## BEGIN Material to process
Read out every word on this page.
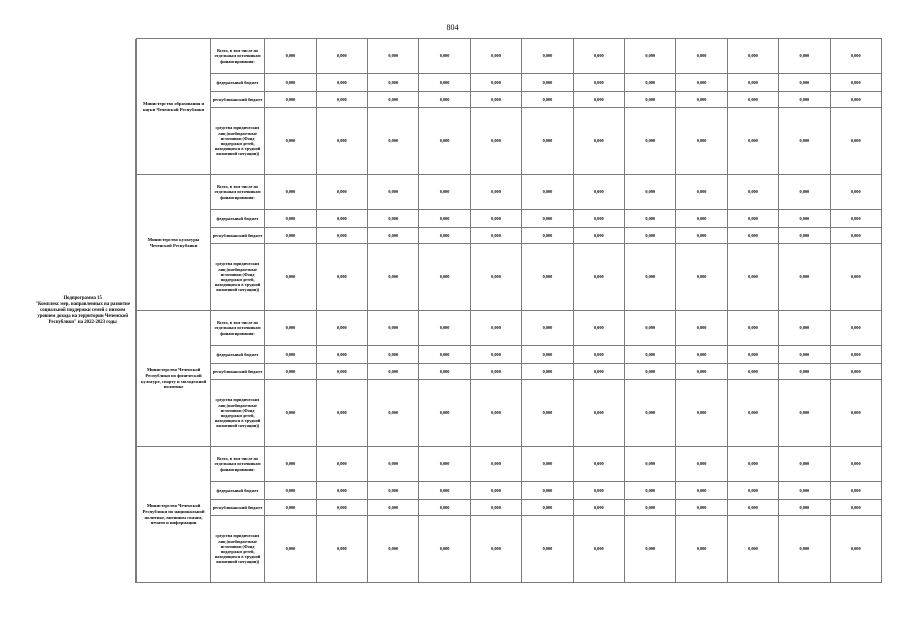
804
Подпрограмма 15
"Комплекс мер, направленных на развитие социальной поддержки семей с низким уровнем дохода на территории Чеченской Республики" на 2022-2023 годы		Министерство образования и науки Чеченской Республики	Всего, в том числе по отдельным источникам финансирования:	0,000	0,000	0,000	0,000	0,000	0,000	0,000	0,000	0,000	0,000	0,000	0,000
		федеральный бюджет	0,000	0,000	0,000	0,000	0,000	0,000	0,000	0,000	0,000	0,000	0,000	0,000
		республиканский бюджет	0,000	0,000	0,000	0,000	0,000	0,000	0,000	0,000	0,000	0,000	0,000	0,000
		средства юридических лиц (внебюджетные источники (Фонд поддержки детей, находящихся в трудной жизненной ситуации))	0,000	0,000	0,000	0,000	0,000	0,000	0,000	0,000	0,000	0,000	0,000	0,000
	Министерство культуры Чеченской Республики	Всего, в том числе по отдельным источникам финансирования:	0,000	0,000	0,000	0,000	0,000	0,000	0,000	0,000	0,000	0,000	0,000	0,000
		федеральный бюджет	0,000	0,000	0,000	0,000	0,000	0,000	0,000	0,000	0,000	0,000	0,000	0,000
		республиканский бюджет	0,000	0,000	0,000	0,000	0,000	0,000	0,000	0,000	0,000	0,000	0,000	0,000
		средства юридических лиц (внебюджетные источники (Фонд поддержки детей, находящихся в трудной жизненной ситуации))	0,000	0,000	0,000	0,000	0,000	0,000	0,000	0,000	0,000	0,000	0,000	0,000
	Министерство Чеченской Республики по физической культуре, спорту и молодежной политике	Всего, в том числе по отдельным источникам финансирования:	0,000	0,000	0,000	0,000	0,000	0,000	0,000	0,000	0,000	0,000	0,000	0,000
		федеральный бюджет	0,000	0,000	0,000	0,000	0,000	0,000	0,000	0,000	0,000	0,000	0,000	0,000
		республиканский бюджет	0,000	0,000	0,000	0,000	0,000	0,000	0,000	0,000	0,000	0,000	0,000	0,000
		средства юридических лиц (внебюджетные источники (Фонд поддержки детей, находящихся в трудной жизненной ситуации))	0,000	0,000	0,000	0,000	0,000	0,000	0,000	0,000	0,000	0,000	0,000	0,000
	Министерство Чеченской Республики по национальной политике, внешним связям, печати и информации	Всего, в том числе по отдельным источникам финансирования:	0,000	0,000	0,000	0,000	0,000	0,000	0,000	0,000	0,000	0,000	0,000	0,000
		федеральный бюджет	0,000	0,000	0,000	0,000	0,000	0,000	0,000	0,000	0,000	0,000	0,000	0,000
		республиканский бюджет	0,000	0,000	0,000	0,000	0,000	0,000	0,000	0,000	0,000	0,000	0,000	0,000
		средства юридических лиц (внебюджетные источники (Фонд поддержки детей, находящихся в трудной жизненной ситуации))	0,000	0,000	0,000	0,000	0,000	0,000	0,000	0,000	0,000	0,000	0,000	0,000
## END Material to process
- **Aim of the exercise**: Repeat the material above in full and exactly, omitting the pictures.

- **Task result**:
Read out every word on this page.
804
Подпрограмма 15
"Комплекс мер, направленных на развитие социальной поддержки семей с низким уровнем дохода на территории Чеченской Республики" на 2022-2023 годы		Министерство образования и науки Чеченской Республики	Всего, в том числе по отдельным источникам финансирования:	0,000	0,000	0,000	0,000	0,000	0,000	0,000	0,000	0,000	0,000	0,000	0,000
		федеральный бюджет	0,000	0,000	0,000	0,000	0,000	0,000	0,000	0,000	0,000	0,000	0,000	0,000
		республиканский бюджет	0,000	0,000	0,000	0,000	0,000	0,000	0,000	0,000	0,000	0,000	0,000	0,000
		средства юридических лиц (внебюджетные источники (Фонд поддержки детей, находящихся в трудной жизненной ситуации))	0,000	0,000	0,000	0,000	0,000	0,000	0,000	0,000	0,000	0,000	0,000	0,000
	Министерство культуры Чеченской Республики	Всего, в том числе по отдельным источникам финансирования:	0,000	0,000	0,000	0,000	0,000	0,000	0,000	0,000	0,000	0,000	0,000	0,000
		федеральный бюджет	0,000	0,000	0,000	0,000	0,000	0,000	0,000	0,000	0,000	0,000	0,000	0,000
		республиканский бюджет	0,000	0,000	0,000	0,000	0,000	0,000	0,000	0,000	0,000	0,000	0,000	0,000
		средства юридических лиц (внебюджетные источники (Фонд поддержки детей, находящихся в трудной жизненной ситуации))	0,000	0,000	0,000	0,000	0,000	0,000	0,000	0,000	0,000	0,000	0,000	0,000
	Министерство Чеченской Республики по физической культуре, спорту и молодежной политике	Всего, в том числе по отдельным источникам финансирования:	0,000	0,000	0,000	0,000	0,000	0,000	0,000	0,000	0,000	0,000	0,000	0,000
		федеральный бюджет	0,000	0,000	0,000	0,000	0,000	0,000	0,000	0,000	0,000	0,000	0,000	0,000
		республиканский бюджет	0,000	0,000	0,000	0,000	0,000	0,000	0,000	0,000	0,000	0,000	0,000	0,000
		средства юридических лиц (внебюджетные источники (Фонд поддержки детей, находящихся в трудной жизненной ситуации))	0,000	0,000	0,000	0,000	0,000	0,000	0,000	0,000	0,000	0,000	0,000	0,000
	Министерство Чеченской Республики по национальной политике, внешним связям, печати и информации	Всего, в том числе по отдельным источникам финансирования:	0,000	0,000	0,000	0,000	0,000	0,000	0,000	0,000	0,000	0,000	0,000	0,000
		федеральный бюджет	0,000	0,000	0,000	0,000	0,000	0,000	0,000	0,000	0,000	0,000	0,000	0,000
		республиканский бюджет	0,000	0,000	0,000	0,000	0,000	0,000	0,000	0,000	0,000	0,000	0,000	0,000
		средства юридических лиц (внебюджетные источники (Фонд поддержки детей, находящихся в трудной жизненной ситуации))	0,000	0,000	0,000	0,000	0,000	0,000	0,000	0,000	0,000	0,000	0,000	0,000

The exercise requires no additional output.